◆ **Exercise**:
Return each line containing the string "data".
######
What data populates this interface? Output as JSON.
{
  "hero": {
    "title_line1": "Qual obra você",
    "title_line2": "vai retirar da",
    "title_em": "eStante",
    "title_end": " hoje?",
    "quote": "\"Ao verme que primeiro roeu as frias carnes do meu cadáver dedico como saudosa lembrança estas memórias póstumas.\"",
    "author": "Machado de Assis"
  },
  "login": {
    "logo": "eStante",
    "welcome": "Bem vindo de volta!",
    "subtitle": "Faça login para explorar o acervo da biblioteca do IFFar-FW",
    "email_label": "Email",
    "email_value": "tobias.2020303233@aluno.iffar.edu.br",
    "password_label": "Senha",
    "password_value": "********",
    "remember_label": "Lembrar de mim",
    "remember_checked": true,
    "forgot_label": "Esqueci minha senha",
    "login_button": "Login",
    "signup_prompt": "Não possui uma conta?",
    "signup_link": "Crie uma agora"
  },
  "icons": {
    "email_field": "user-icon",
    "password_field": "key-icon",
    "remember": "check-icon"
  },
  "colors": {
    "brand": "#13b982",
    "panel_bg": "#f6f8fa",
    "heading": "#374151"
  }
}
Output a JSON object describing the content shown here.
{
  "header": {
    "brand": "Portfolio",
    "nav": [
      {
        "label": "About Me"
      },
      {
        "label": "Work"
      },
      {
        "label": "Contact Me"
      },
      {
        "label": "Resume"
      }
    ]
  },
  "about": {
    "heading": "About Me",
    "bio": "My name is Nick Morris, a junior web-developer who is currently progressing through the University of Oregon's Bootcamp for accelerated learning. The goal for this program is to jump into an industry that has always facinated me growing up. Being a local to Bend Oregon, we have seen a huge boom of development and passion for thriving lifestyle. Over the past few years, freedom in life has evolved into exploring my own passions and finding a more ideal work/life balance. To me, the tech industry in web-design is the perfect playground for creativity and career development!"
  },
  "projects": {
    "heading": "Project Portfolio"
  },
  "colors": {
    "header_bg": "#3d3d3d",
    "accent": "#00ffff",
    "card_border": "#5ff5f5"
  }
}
######
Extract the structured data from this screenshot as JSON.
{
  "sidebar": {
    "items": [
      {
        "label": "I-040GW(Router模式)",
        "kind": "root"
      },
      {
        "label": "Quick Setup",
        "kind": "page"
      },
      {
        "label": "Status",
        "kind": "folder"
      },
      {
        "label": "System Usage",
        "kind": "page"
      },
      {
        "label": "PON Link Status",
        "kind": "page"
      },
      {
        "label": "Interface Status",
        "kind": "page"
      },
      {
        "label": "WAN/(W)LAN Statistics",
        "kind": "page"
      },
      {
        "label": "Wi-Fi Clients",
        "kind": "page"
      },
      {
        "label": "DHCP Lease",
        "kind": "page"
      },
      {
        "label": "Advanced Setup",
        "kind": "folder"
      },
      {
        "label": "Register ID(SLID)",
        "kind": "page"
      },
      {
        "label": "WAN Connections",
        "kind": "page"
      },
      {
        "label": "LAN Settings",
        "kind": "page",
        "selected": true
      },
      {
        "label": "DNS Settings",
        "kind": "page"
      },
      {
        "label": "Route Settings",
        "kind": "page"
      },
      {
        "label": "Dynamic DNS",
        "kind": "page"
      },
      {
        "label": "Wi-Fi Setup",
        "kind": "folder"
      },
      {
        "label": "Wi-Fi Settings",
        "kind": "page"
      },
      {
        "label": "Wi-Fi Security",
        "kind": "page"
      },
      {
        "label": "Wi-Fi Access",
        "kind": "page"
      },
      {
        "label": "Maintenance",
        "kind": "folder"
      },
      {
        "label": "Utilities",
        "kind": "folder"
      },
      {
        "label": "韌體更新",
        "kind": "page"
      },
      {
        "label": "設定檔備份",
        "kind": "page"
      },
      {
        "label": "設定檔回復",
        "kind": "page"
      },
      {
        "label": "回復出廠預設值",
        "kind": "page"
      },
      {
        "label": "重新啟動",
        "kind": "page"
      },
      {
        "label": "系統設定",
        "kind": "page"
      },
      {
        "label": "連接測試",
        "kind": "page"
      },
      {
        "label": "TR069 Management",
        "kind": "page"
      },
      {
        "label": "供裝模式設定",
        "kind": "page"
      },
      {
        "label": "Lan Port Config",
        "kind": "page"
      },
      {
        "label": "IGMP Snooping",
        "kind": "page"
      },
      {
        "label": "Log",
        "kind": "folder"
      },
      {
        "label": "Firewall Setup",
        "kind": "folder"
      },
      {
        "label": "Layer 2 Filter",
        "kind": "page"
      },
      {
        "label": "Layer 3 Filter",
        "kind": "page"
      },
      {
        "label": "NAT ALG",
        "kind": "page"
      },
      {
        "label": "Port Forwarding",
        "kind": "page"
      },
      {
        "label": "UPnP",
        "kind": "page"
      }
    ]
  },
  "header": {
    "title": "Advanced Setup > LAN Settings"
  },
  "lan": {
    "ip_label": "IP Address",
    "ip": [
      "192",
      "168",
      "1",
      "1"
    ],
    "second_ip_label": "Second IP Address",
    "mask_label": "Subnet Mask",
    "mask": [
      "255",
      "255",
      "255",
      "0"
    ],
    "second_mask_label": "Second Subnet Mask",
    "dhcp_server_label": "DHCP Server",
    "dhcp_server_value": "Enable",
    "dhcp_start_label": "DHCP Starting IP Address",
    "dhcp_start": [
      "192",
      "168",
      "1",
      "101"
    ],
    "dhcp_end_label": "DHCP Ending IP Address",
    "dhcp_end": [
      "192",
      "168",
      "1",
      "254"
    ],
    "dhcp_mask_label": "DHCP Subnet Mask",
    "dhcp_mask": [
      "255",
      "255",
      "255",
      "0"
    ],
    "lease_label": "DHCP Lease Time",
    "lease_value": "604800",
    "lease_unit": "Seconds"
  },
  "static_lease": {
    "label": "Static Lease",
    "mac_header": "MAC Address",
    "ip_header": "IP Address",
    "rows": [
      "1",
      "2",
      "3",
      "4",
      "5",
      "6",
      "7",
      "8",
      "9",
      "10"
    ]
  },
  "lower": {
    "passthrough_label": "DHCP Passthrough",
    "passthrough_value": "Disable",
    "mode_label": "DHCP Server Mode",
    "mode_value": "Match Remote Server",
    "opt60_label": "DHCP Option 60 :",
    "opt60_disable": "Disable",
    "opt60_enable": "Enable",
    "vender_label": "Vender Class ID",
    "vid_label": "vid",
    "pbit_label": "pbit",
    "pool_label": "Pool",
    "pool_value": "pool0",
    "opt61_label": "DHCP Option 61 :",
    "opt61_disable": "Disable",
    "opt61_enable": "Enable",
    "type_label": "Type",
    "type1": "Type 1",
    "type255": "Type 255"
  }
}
######
◆ **The output**:
What data populates this interface? Output as JSON.
Extract the structured data from this screenshot as JSON.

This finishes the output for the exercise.